Dataset entries:
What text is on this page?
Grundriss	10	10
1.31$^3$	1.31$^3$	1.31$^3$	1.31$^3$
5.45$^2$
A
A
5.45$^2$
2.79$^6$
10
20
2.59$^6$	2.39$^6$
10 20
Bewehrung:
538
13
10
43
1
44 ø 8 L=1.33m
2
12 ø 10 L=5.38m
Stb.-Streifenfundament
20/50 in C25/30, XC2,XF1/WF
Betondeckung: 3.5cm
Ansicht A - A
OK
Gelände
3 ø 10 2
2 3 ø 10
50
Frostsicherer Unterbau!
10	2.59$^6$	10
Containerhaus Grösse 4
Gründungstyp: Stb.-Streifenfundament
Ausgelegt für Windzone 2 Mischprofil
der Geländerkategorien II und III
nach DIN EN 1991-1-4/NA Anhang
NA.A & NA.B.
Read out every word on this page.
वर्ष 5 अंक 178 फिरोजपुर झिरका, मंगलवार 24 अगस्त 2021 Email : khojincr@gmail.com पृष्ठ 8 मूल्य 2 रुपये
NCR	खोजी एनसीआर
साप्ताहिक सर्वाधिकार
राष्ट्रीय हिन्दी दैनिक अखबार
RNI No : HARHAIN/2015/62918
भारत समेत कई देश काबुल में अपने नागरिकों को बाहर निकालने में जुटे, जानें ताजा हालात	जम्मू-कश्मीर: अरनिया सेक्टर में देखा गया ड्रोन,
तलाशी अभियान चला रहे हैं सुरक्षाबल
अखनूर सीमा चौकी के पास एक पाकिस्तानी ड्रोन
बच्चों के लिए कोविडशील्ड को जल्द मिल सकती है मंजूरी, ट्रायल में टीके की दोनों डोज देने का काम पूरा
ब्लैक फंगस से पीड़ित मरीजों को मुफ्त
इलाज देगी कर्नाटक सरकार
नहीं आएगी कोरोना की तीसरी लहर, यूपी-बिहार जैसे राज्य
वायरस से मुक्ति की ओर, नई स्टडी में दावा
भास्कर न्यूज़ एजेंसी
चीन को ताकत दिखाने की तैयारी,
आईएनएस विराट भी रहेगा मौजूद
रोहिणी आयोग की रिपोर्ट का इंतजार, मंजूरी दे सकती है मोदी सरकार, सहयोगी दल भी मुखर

TASK TO CARRY OUT:
Check each line above for the word "Streifenfundament", and copy the lines where it appears.

COMPLETE ANSWER:
Stb.-Streifenfundament
Gründungstyp: Stb.-Streifenfundament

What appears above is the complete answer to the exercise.